A run of records:
= = =

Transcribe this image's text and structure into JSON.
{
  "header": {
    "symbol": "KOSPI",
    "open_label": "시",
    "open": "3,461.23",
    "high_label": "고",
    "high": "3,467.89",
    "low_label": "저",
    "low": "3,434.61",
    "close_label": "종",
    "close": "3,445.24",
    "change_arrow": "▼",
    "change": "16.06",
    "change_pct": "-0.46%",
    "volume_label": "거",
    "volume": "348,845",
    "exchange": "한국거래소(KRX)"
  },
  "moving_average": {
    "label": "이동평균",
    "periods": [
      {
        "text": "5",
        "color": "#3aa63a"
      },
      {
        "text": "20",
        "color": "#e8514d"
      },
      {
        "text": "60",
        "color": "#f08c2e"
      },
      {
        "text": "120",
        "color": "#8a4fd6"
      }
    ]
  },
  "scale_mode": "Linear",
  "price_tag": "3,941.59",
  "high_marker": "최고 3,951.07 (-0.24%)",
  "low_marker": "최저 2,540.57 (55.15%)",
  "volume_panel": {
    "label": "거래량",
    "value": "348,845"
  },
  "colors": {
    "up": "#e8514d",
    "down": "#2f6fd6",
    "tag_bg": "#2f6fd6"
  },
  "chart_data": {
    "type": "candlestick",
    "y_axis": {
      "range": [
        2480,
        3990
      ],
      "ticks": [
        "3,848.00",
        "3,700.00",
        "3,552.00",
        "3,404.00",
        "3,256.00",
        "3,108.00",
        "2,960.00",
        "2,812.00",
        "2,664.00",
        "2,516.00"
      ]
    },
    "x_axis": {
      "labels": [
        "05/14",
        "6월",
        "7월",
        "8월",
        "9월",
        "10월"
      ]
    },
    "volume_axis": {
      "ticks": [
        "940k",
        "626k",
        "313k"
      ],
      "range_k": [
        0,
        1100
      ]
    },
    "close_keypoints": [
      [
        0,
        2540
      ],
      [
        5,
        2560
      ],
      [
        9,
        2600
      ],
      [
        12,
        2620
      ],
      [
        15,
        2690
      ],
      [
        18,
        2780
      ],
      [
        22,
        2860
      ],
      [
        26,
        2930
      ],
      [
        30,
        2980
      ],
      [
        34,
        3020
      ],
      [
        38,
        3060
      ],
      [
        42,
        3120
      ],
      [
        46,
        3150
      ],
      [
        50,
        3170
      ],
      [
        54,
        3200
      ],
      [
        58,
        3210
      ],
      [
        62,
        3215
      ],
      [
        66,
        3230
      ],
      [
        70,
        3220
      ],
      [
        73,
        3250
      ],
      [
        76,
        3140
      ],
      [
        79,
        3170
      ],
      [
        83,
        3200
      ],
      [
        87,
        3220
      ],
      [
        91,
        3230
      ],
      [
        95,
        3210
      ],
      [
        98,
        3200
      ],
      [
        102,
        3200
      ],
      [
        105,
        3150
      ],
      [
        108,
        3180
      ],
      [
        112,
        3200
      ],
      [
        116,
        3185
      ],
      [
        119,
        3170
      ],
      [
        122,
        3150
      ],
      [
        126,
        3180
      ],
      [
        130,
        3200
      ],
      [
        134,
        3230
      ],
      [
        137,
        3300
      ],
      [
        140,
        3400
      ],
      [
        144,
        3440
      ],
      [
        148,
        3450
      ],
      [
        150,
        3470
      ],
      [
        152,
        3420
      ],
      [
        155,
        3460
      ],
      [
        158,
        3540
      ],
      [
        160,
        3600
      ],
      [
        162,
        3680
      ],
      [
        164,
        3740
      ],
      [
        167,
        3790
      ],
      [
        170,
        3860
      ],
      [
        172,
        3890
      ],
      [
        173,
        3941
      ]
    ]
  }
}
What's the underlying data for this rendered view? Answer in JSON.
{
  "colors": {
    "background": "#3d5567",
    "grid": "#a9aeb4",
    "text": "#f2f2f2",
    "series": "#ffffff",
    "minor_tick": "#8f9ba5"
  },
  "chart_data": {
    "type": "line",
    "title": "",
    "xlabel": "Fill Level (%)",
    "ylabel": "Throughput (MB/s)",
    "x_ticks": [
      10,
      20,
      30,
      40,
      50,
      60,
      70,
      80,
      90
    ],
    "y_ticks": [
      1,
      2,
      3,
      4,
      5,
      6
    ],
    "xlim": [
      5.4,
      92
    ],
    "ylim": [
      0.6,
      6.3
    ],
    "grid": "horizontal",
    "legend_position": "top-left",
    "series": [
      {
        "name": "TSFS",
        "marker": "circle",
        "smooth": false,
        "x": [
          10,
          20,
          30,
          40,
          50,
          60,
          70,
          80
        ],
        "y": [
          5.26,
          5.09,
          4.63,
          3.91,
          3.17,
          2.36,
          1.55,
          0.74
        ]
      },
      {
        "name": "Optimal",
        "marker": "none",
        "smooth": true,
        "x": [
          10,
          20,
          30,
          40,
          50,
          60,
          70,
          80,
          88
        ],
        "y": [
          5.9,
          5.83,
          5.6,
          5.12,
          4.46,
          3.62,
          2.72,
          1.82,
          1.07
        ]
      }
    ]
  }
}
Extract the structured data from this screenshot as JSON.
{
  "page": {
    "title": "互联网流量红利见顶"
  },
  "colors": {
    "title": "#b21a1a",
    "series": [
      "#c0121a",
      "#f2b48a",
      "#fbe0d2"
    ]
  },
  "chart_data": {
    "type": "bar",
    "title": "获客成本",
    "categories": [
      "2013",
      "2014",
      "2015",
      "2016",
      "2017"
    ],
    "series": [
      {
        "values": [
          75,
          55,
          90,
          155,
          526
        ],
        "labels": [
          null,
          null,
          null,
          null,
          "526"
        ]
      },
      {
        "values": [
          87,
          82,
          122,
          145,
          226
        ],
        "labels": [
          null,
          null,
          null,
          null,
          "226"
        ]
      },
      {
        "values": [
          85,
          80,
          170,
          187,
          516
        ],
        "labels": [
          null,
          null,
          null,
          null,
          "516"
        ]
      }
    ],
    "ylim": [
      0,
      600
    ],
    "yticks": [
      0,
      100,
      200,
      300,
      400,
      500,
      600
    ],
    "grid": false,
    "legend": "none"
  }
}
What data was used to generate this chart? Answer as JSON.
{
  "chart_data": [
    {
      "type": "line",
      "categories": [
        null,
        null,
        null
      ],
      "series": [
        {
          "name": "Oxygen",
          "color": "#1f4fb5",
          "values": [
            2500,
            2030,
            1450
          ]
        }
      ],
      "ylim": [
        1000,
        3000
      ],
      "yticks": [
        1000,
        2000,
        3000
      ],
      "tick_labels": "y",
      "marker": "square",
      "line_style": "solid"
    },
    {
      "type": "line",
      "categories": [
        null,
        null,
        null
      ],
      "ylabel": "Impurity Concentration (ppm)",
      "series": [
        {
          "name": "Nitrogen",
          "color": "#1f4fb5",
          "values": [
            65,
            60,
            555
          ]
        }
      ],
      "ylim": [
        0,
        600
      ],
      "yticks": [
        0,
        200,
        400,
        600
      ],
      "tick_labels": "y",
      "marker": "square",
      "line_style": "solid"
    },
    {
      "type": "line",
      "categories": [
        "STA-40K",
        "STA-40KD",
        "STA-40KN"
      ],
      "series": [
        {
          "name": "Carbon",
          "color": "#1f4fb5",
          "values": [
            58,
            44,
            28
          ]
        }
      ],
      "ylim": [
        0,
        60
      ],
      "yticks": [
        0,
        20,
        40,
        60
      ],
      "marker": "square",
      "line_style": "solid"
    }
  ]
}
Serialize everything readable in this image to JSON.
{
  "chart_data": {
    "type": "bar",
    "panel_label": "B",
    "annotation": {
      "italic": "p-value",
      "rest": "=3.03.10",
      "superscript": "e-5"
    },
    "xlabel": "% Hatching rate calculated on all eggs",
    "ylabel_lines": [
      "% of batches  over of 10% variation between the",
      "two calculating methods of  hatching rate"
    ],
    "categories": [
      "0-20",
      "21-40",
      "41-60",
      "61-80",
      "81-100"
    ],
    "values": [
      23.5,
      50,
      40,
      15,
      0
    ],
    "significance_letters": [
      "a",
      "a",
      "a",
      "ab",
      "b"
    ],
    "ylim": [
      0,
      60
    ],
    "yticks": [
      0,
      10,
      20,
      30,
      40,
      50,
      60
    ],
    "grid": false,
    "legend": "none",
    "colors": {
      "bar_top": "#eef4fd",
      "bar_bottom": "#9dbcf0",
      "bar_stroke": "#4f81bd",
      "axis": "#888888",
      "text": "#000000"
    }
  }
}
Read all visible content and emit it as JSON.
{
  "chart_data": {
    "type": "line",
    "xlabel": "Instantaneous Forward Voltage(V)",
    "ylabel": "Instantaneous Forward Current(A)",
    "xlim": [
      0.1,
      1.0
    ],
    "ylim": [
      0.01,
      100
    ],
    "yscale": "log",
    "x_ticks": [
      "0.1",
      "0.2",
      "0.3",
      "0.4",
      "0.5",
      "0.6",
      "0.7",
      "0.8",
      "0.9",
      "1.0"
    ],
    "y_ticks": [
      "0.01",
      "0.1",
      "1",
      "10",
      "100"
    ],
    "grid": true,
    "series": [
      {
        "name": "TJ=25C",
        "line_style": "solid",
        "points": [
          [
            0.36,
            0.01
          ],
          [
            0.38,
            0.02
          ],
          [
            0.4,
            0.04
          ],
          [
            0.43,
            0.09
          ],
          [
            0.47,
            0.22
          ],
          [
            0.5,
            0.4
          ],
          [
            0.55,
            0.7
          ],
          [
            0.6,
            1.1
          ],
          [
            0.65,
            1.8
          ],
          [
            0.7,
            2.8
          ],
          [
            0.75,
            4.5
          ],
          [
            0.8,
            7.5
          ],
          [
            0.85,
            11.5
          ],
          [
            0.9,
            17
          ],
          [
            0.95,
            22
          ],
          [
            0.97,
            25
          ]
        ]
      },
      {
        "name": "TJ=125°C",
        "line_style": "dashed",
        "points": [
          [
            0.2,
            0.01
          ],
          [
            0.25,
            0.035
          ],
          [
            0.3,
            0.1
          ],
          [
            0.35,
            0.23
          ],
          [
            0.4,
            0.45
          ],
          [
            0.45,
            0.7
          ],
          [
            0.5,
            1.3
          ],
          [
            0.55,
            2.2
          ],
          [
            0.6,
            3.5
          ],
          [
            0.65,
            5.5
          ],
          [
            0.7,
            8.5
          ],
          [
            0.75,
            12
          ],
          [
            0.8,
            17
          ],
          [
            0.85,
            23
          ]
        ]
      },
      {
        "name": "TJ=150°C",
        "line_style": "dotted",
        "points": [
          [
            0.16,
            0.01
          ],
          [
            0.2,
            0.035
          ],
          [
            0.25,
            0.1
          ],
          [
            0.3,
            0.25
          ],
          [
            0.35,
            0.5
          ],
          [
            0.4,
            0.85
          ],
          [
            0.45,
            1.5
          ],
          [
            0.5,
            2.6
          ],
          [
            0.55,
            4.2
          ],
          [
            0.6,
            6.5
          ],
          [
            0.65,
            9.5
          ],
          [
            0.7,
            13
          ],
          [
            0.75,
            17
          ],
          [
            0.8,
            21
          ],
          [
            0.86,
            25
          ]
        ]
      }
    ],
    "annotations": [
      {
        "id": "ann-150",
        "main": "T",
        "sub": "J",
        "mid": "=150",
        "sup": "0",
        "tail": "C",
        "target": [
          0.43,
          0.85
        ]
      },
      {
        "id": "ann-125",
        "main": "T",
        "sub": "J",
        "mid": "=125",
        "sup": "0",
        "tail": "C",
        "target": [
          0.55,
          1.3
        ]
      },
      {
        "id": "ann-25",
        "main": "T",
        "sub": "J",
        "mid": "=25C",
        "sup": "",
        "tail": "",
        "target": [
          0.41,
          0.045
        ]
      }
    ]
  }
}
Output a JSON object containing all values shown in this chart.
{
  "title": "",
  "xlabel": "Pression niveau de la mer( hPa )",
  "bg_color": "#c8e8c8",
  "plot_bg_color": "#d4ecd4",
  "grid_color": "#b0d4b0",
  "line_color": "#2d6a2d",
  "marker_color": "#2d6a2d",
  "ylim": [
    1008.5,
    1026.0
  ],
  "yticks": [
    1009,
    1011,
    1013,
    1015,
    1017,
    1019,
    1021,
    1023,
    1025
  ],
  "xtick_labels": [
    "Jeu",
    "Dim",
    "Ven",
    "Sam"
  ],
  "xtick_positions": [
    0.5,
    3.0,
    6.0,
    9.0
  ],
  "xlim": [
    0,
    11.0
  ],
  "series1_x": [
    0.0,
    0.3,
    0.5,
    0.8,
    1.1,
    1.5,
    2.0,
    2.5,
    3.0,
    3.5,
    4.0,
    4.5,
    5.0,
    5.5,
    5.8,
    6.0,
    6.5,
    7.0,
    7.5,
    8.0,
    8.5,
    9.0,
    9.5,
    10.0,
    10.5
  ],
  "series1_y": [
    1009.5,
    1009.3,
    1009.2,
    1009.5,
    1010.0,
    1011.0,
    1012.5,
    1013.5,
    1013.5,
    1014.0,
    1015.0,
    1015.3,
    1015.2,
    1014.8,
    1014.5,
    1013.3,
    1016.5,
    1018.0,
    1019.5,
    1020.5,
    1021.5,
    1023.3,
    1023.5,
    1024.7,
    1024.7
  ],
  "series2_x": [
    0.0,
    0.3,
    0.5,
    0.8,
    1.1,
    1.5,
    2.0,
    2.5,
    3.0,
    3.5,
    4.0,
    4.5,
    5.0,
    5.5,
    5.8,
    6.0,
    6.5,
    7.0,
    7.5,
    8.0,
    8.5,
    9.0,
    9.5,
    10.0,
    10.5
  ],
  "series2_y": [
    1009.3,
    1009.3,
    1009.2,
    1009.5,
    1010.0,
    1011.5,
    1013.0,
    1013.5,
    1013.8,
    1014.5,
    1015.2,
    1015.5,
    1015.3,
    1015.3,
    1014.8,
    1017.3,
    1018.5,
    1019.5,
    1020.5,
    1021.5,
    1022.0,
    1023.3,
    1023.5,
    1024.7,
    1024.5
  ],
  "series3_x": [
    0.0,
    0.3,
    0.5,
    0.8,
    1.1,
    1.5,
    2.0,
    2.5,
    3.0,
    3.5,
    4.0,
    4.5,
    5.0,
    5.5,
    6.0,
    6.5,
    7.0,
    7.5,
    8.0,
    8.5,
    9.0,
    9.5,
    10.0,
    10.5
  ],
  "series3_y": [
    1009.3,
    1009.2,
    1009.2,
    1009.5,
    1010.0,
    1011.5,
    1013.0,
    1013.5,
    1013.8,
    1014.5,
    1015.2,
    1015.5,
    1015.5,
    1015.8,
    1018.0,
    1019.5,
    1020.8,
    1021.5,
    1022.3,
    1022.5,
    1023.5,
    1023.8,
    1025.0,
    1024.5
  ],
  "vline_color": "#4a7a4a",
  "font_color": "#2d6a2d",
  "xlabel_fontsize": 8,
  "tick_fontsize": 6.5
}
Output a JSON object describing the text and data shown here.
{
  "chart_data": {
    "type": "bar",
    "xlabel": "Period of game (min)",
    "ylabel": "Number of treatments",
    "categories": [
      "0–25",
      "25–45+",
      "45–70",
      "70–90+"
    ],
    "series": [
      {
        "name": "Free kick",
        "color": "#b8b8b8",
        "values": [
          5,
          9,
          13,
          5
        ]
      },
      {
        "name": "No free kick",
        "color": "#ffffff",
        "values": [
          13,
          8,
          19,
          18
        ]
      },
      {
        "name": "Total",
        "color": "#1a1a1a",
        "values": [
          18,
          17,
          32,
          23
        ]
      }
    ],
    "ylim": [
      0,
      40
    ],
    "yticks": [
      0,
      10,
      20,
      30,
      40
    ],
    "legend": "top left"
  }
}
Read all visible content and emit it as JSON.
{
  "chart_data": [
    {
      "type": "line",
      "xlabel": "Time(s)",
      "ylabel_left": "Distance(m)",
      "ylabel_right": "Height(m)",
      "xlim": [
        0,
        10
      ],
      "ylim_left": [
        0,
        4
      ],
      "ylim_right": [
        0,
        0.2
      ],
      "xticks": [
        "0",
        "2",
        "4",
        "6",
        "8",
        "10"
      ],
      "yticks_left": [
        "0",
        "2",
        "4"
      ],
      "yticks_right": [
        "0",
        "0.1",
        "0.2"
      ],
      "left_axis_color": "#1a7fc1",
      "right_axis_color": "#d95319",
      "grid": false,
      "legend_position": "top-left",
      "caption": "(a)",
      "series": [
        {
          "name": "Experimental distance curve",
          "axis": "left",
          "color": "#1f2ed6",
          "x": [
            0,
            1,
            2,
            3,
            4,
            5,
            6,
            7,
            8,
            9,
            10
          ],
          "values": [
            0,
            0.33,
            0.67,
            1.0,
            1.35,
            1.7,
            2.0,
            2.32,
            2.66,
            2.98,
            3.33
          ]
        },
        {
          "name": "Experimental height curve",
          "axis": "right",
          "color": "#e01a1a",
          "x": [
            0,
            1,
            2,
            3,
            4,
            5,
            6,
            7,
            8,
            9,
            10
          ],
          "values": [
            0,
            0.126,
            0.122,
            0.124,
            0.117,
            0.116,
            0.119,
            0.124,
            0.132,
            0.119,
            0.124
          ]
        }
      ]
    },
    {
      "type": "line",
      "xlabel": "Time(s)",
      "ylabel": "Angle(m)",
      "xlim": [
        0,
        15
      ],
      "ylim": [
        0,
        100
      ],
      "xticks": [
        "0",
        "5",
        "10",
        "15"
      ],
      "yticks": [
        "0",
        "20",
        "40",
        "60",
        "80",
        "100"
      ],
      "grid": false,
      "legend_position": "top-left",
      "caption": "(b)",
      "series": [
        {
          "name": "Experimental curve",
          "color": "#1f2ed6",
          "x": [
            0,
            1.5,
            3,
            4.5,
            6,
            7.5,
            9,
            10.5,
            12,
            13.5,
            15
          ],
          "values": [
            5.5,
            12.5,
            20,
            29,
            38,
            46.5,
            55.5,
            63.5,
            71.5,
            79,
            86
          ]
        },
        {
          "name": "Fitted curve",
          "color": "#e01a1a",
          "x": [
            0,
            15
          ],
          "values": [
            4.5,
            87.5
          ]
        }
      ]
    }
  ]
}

= = =

Read through the data and copy every line where "JSON" shows up.

ANSWER TO THIS PROBLEM ::
Transcribe this image's text and structure into JSON.
What's the underlying data for this rendered view? Answer in JSON.
Extract the structured data from this screenshot as JSON.
What data was used to generate this chart? Answer as JSON.
Serialize everything readable in this image to JSON.
Read all visible content and emit it as JSON.
Output a JSON object containing all values shown in this chart.
Output a JSON object describing the text and data shown here.
Read all visible content and emit it as JSON.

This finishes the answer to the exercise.